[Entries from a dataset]
☆ ☆ ☆ ☆
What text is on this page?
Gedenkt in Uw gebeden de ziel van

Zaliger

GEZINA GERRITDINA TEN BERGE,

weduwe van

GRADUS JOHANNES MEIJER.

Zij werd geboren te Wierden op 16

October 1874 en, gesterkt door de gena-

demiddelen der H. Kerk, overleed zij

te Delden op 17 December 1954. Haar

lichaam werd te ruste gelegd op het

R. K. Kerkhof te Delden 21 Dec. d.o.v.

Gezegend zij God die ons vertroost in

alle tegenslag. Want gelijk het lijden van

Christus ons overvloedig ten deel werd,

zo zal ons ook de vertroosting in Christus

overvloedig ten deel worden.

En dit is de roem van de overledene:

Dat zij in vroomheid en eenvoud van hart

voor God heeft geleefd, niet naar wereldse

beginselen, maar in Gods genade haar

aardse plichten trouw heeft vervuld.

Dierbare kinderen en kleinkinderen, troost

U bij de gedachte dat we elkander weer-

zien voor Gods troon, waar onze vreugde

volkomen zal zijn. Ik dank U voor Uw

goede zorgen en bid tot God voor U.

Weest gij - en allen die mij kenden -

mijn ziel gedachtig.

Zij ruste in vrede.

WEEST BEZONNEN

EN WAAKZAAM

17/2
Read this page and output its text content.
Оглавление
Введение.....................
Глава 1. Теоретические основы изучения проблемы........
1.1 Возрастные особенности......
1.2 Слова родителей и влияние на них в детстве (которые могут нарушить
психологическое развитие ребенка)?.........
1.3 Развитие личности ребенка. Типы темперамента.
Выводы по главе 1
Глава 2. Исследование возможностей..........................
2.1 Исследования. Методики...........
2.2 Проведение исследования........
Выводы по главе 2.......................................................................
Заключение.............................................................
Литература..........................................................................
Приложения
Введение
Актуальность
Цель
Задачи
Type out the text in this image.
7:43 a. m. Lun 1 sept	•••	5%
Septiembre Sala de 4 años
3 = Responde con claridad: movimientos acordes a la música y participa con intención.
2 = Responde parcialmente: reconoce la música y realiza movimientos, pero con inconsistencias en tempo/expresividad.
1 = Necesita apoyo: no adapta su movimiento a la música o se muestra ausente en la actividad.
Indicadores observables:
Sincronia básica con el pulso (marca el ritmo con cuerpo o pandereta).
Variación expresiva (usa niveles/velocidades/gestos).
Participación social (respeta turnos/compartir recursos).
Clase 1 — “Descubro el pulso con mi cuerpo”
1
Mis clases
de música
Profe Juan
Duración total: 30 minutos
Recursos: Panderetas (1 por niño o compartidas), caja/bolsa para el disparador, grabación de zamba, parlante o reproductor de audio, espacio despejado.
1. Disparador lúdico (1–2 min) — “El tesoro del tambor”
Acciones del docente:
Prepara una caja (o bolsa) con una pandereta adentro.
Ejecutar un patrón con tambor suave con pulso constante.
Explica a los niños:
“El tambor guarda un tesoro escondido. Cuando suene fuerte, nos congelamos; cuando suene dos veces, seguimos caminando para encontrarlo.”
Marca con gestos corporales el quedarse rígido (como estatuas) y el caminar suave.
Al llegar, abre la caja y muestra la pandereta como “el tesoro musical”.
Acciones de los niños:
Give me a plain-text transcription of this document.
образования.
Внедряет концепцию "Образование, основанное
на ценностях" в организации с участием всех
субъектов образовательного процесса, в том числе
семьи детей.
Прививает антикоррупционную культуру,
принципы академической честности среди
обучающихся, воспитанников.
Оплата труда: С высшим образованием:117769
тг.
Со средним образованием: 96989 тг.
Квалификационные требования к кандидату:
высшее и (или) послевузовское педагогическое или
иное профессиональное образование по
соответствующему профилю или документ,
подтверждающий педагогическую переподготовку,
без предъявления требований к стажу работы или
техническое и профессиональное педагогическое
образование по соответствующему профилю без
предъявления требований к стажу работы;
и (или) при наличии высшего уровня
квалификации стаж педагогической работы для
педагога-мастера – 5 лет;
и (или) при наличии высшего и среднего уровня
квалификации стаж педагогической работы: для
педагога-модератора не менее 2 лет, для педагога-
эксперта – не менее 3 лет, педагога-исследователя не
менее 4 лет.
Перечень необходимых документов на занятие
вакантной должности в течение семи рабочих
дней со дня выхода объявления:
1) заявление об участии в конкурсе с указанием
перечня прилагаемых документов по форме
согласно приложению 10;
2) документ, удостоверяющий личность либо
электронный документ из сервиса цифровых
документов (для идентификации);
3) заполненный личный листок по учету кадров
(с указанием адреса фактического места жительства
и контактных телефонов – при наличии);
☆ ☆ ☆ ☆
- [Request]: From the records above, extract every entry verbatim.

- [Answer to the problem]:
What text is on this page?
Gedenkt in Uw gebeden de ziel van

Zaliger

GEZINA GERRITDINA TEN BERGE,

weduwe van

GRADUS JOHANNES MEIJER.

Zij werd geboren te Wierden op 16

October 1874 en, gesterkt door de gena-

demiddelen der H. Kerk, overleed zij

te Delden op 17 December 1954. Haar

lichaam werd te ruste gelegd op het

R. K. Kerkhof te Delden 21 Dec. d.o.v.

Gezegend zij God die ons vertroost in

alle tegenslag. Want gelijk het lijden van

Christus ons overvloedig ten deel werd,

zo zal ons ook de vertroosting in Christus

overvloedig ten deel worden.

En dit is de roem van de overledene:

Dat zij in vroomheid en eenvoud van hart

voor God heeft geleefd, niet naar wereldse

beginselen, maar in Gods genade haar

aardse plichten trouw heeft vervuld.

Dierbare kinderen en kleinkinderen, troost

U bij de gedachte dat we elkander weer-

zien voor Gods troon, waar onze vreugde

volkomen zal zijn. Ik dank U voor Uw

goede zorgen en bid tot God voor U.

Weest gij - en allen die mij kenden -

mijn ziel gedachtig.

Zij ruste in vrede.

WEEST BEZONNEN

EN WAAKZAAM

17/2
Read this page and output its text content.
Оглавление
Введение.....................
Глава 1. Теоретические основы изучения проблемы........
1.1 Возрастные особенности......
1.2 Слова родителей и влияние на них в детстве (которые могут нарушить
психологическое развитие ребенка)?.........
1.3 Развитие личности ребенка. Типы темперамента.
Выводы по главе 1
Глава 2. Исследование возможностей..........................
2.1 Исследования. Методики...........
2.2 Проведение исследования........
Выводы по главе 2.......................................................................
Заключение.............................................................
Литература..........................................................................
Приложения
Введение
Актуальность
Цель
Задачи
Type out the text in this image.
7:43 a. m. Lun 1 sept	•••	5%
Septiembre Sala de 4 años
3 = Responde con claridad: movimientos acordes a la música y participa con intención.
2 = Responde parcialmente: reconoce la música y realiza movimientos, pero con inconsistencias en tempo/expresividad.
1 = Necesita apoyo: no adapta su movimiento a la música o se muestra ausente en la actividad.
Indicadores observables:
Sincronia básica con el pulso (marca el ritmo con cuerpo o pandereta).
Variación expresiva (usa niveles/velocidades/gestos).
Participación social (respeta turnos/compartir recursos).
Clase 1 — “Descubro el pulso con mi cuerpo”
1
Mis clases
de música
Profe Juan
Duración total: 30 minutos
Recursos: Panderetas (1 por niño o compartidas), caja/bolsa para el disparador, grabación de zamba, parlante o reproductor de audio, espacio despejado.
1. Disparador lúdico (1–2 min) — “El tesoro del tambor”
Acciones del docente:
Prepara una caja (o bolsa) con una pandereta adentro.
Ejecutar un patrón con tambor suave con pulso constante.
Explica a los niños:
“El tambor guarda un tesoro escondido. Cuando suene fuerte, nos congelamos; cuando suene dos veces, seguimos caminando para encontrarlo.”
Marca con gestos corporales el quedarse rígido (como estatuas) y el caminar suave.
Al llegar, abre la caja y muestra la pandereta como “el tesoro musical”.
Acciones de los niños:
Give me a plain-text transcription of this document.
образования.
Внедряет концепцию "Образование, основанное
на ценностях" в организации с участием всех
субъектов образовательного процесса, в том числе
семьи детей.
Прививает антикоррупционную культуру,
принципы академической честности среди
обучающихся, воспитанников.
Оплата труда: С высшим образованием:117769
тг.
Со средним образованием: 96989 тг.
Квалификационные требования к кандидату:
высшее и (или) послевузовское педагогическое или
иное профессиональное образование по
соответствующему профилю или документ,
подтверждающий педагогическую переподготовку,
без предъявления требований к стажу работы или
техническое и профессиональное педагогическое
образование по соответствующему профилю без
предъявления требований к стажу работы;
и (или) при наличии высшего уровня
квалификации стаж педагогической работы для
педагога-мастера – 5 лет;
и (или) при наличии высшего и среднего уровня
квалификации стаж педагогической работы: для
педагога-модератора не менее 2 лет, для педагога-
эксперта – не менее 3 лет, педагога-исследователя не
менее 4 лет.
Перечень необходимых документов на занятие
вакантной должности в течение семи рабочих
дней со дня выхода объявления:
1) заявление об участии в конкурсе с указанием
перечня прилагаемых документов по форме
согласно приложению 10;
2) документ, удостоверяющий личность либо
электронный документ из сервиса цифровых
документов (для идентификации);
3) заполненный личный листок по учету кадров
(с указанием адреса фактического места жительства
и контактных телефонов – при наличии);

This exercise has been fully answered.